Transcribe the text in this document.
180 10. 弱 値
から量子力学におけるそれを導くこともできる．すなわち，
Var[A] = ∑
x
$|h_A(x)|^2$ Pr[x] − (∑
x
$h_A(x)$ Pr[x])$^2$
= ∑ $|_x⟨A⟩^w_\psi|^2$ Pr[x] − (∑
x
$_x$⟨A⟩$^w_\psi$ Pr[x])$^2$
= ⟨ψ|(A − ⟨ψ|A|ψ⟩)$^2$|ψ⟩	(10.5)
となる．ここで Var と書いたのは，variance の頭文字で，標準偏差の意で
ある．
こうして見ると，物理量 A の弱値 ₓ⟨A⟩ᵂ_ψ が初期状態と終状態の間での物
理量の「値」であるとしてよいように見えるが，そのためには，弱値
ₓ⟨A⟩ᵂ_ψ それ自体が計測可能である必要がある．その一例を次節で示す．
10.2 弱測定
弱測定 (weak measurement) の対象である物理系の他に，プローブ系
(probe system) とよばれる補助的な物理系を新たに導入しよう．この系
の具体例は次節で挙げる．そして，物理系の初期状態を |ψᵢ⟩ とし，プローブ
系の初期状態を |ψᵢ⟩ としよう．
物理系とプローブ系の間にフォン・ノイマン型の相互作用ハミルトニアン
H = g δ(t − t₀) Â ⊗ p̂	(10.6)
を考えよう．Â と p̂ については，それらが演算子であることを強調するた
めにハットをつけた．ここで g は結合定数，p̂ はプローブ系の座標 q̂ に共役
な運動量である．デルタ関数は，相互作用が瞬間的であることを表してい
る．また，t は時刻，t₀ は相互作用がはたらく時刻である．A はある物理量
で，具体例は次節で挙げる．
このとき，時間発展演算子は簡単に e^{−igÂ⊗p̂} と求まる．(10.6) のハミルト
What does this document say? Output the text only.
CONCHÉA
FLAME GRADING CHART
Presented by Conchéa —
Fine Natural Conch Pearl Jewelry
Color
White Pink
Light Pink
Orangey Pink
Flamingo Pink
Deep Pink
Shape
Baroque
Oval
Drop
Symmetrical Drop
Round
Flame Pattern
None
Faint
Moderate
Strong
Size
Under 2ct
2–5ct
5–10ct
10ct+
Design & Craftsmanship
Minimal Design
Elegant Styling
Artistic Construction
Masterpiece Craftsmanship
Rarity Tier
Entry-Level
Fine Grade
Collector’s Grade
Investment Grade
★ ★ ★ ★ ★ ★ ★
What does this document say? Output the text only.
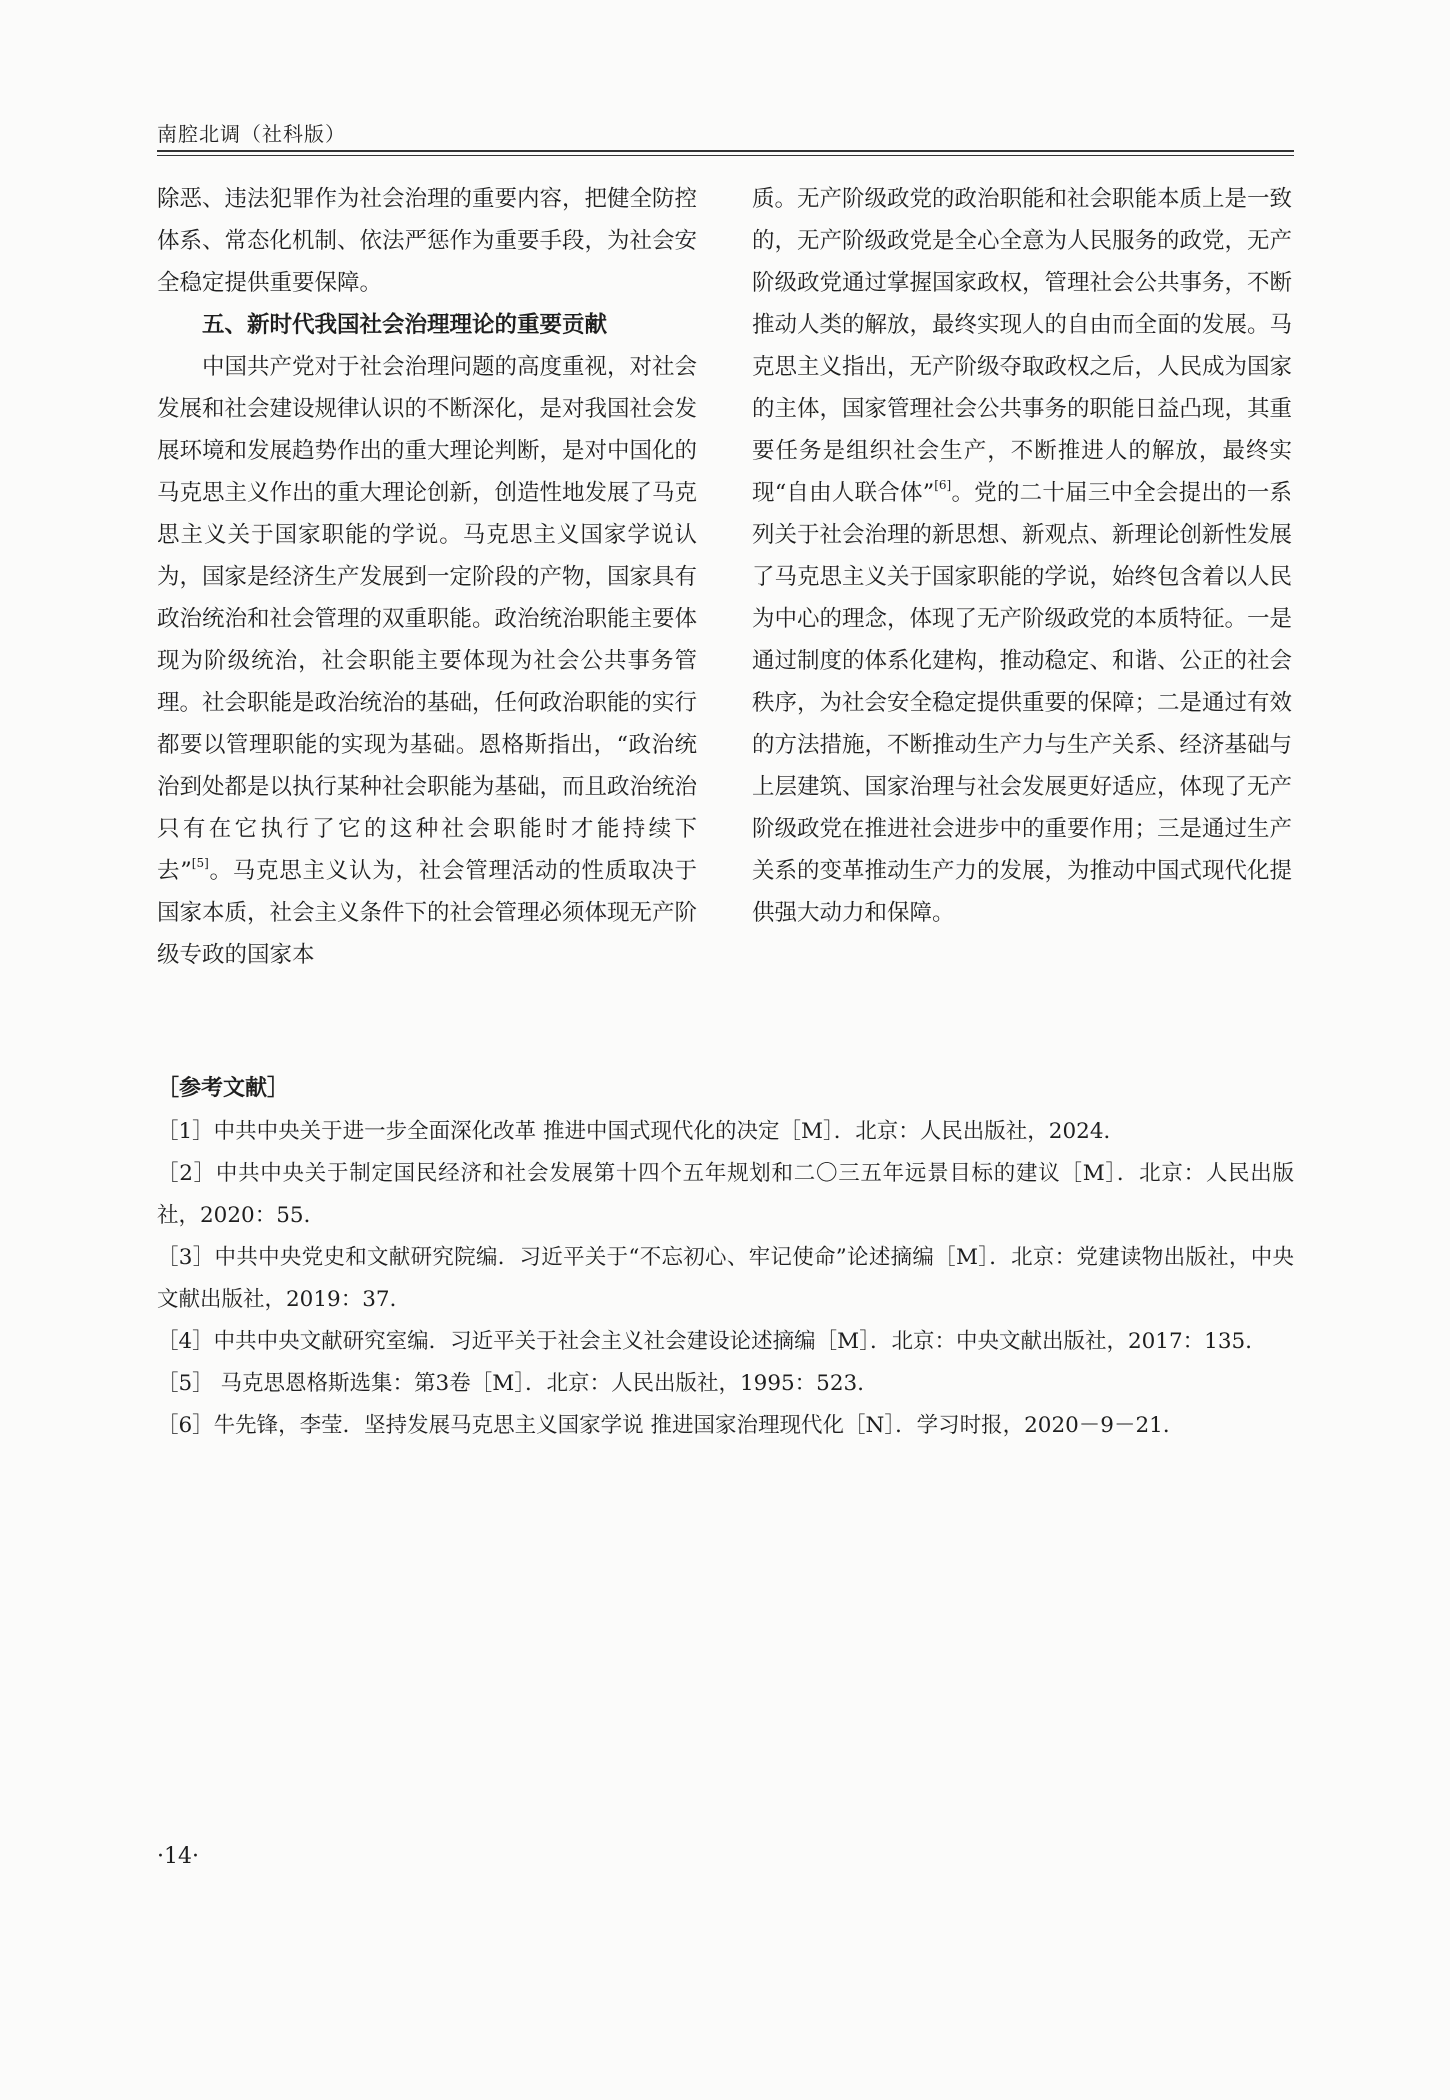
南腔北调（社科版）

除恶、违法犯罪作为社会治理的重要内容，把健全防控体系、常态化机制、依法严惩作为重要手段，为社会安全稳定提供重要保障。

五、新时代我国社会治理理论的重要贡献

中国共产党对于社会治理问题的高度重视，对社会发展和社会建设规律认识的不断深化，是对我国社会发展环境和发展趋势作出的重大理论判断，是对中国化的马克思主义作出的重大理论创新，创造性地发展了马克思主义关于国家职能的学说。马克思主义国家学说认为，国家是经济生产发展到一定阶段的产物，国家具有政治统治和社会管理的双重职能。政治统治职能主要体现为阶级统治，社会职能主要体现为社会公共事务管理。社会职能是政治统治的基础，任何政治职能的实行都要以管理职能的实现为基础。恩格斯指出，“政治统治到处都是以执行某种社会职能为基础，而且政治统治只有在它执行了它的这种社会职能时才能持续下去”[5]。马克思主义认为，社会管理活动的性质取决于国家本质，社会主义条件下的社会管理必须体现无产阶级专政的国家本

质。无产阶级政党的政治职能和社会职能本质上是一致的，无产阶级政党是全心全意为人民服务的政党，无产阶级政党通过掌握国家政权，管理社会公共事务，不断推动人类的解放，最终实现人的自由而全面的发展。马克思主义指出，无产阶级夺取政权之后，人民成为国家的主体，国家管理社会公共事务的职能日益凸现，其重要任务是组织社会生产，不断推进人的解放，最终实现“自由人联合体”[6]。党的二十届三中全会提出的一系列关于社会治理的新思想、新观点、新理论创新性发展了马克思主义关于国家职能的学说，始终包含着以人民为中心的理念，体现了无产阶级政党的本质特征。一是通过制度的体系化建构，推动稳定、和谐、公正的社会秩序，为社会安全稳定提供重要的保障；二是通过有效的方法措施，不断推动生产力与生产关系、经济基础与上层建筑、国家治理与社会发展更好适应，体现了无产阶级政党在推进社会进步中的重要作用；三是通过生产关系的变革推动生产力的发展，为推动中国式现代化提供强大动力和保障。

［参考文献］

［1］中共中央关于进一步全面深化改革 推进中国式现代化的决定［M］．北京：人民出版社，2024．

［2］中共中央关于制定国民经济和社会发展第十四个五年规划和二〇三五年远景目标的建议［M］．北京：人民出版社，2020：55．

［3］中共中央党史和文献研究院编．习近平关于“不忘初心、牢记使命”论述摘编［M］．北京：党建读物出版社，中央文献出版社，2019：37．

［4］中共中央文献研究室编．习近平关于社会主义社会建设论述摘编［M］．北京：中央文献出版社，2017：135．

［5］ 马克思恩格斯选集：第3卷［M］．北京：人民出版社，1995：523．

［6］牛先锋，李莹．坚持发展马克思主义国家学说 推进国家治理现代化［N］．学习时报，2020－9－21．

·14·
★ ★ ★ ★ ★ ★ ★
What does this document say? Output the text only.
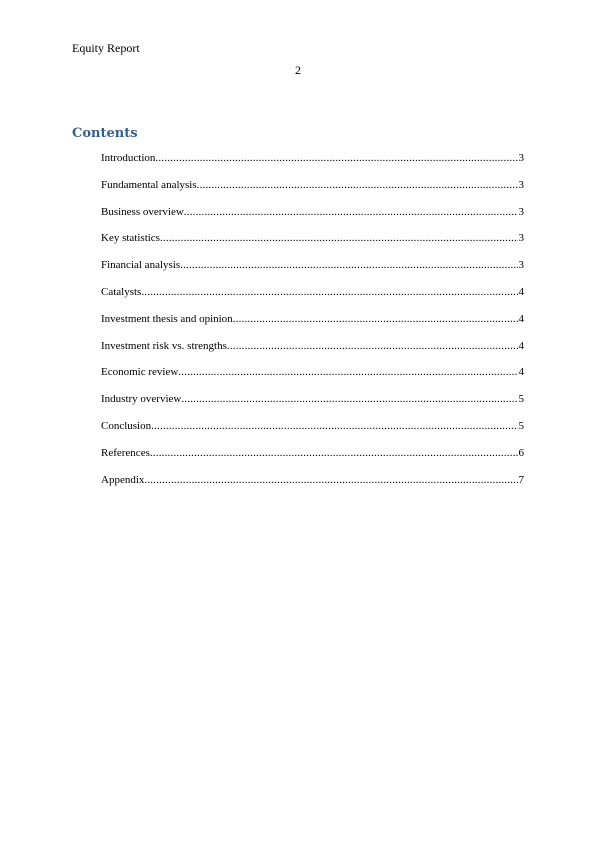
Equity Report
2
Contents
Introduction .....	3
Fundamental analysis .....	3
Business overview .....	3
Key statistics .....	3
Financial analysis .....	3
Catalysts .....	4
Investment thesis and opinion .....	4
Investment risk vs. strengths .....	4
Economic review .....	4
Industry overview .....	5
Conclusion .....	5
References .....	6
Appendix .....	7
★ ★ ★ ★ ★ ★ ★
GIVEN REQUEST: Show the lines of the data that hold the word "Craftsmanship".

WRITTEN RESPONSE:
Design & Craftsmanship
Masterpiece Craftsmanship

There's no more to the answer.